=== Task brief ===
Find the string "Code" and gather every line that holds it.

=== Task input ===
•••••

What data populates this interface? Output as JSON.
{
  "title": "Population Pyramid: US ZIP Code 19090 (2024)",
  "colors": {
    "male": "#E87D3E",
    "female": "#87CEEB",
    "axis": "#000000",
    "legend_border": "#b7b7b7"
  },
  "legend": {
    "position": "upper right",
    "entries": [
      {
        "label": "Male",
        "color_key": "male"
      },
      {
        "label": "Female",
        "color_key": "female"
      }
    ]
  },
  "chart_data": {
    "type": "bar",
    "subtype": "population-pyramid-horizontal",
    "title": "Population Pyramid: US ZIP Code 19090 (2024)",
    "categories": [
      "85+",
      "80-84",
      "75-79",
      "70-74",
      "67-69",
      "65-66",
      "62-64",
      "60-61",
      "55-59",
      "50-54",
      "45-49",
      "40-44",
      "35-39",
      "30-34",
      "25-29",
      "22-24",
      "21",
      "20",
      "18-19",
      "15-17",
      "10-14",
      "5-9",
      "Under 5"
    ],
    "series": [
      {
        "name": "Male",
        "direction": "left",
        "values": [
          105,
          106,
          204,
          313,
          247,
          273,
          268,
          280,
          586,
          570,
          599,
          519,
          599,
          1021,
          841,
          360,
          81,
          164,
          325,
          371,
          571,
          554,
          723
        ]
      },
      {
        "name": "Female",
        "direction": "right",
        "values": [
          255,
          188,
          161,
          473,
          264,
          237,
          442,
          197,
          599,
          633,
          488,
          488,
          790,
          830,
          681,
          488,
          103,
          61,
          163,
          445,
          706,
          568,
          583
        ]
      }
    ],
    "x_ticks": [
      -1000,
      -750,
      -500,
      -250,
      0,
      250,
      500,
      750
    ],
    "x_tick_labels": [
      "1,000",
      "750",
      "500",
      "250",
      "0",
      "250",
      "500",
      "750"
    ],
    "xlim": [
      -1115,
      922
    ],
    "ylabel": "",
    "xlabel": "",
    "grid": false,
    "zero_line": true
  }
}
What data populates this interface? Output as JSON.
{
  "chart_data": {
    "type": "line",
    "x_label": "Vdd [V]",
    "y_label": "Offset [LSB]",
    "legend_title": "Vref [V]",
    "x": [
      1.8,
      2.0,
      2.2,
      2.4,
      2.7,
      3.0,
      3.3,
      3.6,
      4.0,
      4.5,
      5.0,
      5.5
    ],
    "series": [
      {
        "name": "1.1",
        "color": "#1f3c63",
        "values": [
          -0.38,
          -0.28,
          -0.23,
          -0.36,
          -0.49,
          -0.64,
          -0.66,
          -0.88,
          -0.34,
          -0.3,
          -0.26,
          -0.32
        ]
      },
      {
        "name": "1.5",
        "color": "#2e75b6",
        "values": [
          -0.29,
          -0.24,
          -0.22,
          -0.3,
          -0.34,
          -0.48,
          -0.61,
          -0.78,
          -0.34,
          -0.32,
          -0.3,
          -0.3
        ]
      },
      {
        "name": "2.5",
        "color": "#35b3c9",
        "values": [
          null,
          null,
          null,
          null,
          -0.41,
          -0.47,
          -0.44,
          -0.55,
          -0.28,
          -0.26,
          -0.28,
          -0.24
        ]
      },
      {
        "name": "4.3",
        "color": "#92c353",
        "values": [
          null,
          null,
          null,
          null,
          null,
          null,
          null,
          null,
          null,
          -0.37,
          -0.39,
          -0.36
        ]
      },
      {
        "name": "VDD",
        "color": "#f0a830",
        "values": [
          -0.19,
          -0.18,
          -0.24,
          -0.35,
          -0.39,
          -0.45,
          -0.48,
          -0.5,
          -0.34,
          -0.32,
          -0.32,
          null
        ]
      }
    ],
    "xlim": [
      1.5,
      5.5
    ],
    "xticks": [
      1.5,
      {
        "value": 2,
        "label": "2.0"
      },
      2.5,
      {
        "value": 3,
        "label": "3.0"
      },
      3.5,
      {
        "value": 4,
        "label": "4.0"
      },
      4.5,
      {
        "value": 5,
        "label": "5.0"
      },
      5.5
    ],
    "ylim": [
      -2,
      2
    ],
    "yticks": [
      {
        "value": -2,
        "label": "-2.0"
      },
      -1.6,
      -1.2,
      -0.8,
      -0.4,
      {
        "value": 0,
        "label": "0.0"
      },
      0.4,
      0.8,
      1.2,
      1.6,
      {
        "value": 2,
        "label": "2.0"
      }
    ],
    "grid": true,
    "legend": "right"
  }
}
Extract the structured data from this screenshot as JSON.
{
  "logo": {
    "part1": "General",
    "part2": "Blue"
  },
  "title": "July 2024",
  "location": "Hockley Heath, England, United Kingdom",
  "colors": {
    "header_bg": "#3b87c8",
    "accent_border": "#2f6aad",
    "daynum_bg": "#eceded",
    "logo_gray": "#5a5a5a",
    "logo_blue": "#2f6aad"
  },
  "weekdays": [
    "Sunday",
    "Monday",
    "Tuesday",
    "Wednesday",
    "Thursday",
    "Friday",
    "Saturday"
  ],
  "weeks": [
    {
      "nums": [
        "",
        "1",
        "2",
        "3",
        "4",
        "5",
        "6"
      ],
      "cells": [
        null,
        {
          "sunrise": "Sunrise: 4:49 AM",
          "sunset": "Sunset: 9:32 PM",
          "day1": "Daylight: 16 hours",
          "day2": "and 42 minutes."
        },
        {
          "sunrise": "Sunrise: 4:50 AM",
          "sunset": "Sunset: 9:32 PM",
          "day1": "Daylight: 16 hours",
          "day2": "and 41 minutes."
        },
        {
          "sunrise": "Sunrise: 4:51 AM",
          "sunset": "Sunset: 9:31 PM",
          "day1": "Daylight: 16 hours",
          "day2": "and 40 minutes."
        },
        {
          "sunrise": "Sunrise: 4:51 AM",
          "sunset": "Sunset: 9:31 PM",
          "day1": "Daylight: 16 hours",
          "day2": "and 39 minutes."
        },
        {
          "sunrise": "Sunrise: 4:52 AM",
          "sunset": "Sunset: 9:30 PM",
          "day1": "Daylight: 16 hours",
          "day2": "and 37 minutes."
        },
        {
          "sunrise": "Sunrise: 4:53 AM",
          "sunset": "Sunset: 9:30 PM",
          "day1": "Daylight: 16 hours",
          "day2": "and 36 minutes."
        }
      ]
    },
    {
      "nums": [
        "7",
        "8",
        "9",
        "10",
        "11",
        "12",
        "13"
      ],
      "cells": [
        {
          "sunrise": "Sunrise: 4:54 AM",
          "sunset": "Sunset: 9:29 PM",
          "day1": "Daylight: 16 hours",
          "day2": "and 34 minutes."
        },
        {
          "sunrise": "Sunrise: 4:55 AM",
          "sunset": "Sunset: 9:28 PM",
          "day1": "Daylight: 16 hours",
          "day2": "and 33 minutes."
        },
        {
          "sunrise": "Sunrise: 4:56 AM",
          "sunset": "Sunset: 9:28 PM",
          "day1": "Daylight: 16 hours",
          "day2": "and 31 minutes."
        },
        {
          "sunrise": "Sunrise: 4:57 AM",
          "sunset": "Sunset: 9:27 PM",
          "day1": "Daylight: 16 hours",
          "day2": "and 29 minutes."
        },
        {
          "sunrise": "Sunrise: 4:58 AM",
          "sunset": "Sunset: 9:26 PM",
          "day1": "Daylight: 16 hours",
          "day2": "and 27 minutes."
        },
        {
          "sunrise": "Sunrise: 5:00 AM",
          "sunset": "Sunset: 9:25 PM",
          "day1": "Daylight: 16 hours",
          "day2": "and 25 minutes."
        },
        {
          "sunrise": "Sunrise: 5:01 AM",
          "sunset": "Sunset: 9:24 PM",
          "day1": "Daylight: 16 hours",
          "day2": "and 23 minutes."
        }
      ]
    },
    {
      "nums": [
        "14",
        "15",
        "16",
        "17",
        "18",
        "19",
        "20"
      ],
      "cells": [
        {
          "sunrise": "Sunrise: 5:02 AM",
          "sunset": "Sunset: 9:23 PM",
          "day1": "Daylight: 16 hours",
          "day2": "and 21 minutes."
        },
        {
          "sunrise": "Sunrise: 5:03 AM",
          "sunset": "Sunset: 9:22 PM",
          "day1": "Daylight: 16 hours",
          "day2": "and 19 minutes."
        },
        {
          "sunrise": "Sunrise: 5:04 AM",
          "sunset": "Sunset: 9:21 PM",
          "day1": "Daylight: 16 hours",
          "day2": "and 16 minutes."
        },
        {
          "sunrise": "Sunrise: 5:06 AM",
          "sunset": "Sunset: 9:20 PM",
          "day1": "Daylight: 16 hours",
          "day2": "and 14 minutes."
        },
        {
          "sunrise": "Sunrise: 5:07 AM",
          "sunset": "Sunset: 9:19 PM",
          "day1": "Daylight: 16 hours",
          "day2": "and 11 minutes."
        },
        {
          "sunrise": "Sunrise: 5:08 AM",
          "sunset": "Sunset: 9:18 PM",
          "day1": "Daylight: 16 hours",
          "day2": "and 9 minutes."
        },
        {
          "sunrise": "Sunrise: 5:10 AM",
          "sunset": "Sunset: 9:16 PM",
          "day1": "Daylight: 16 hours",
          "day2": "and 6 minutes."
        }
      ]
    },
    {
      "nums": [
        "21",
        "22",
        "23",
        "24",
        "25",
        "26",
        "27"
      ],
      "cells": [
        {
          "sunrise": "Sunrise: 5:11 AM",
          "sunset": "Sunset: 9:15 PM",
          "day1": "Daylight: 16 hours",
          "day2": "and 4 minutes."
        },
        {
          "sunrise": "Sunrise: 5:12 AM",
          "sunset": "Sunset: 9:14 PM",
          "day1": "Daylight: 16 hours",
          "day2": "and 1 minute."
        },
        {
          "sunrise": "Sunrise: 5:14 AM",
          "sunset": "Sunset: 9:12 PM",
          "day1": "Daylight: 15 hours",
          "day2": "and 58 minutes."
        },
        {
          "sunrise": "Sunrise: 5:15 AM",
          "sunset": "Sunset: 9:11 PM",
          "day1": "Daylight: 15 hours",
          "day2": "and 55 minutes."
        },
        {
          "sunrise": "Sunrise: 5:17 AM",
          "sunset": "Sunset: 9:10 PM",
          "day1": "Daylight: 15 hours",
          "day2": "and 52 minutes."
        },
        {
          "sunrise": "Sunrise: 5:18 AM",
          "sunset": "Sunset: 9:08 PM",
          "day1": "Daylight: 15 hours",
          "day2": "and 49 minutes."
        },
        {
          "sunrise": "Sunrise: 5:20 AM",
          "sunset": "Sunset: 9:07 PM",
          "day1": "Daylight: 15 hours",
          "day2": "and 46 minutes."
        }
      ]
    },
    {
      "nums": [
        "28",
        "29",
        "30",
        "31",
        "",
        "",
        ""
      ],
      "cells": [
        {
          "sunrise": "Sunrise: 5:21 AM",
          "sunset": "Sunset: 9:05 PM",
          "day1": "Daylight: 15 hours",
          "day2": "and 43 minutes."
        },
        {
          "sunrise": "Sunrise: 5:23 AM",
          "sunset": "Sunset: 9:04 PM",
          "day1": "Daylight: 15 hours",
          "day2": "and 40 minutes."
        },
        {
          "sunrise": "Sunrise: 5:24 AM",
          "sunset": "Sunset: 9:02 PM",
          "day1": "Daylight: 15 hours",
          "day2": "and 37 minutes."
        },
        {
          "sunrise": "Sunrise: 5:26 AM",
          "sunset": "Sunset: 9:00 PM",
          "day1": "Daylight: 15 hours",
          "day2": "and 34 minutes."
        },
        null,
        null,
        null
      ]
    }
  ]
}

•••••

=== Exercise solution ===
  "title": "Population Pyramid: US ZIP Code 19090 (2024)",
    "title": "Population Pyramid: US ZIP Code 19090 (2024)",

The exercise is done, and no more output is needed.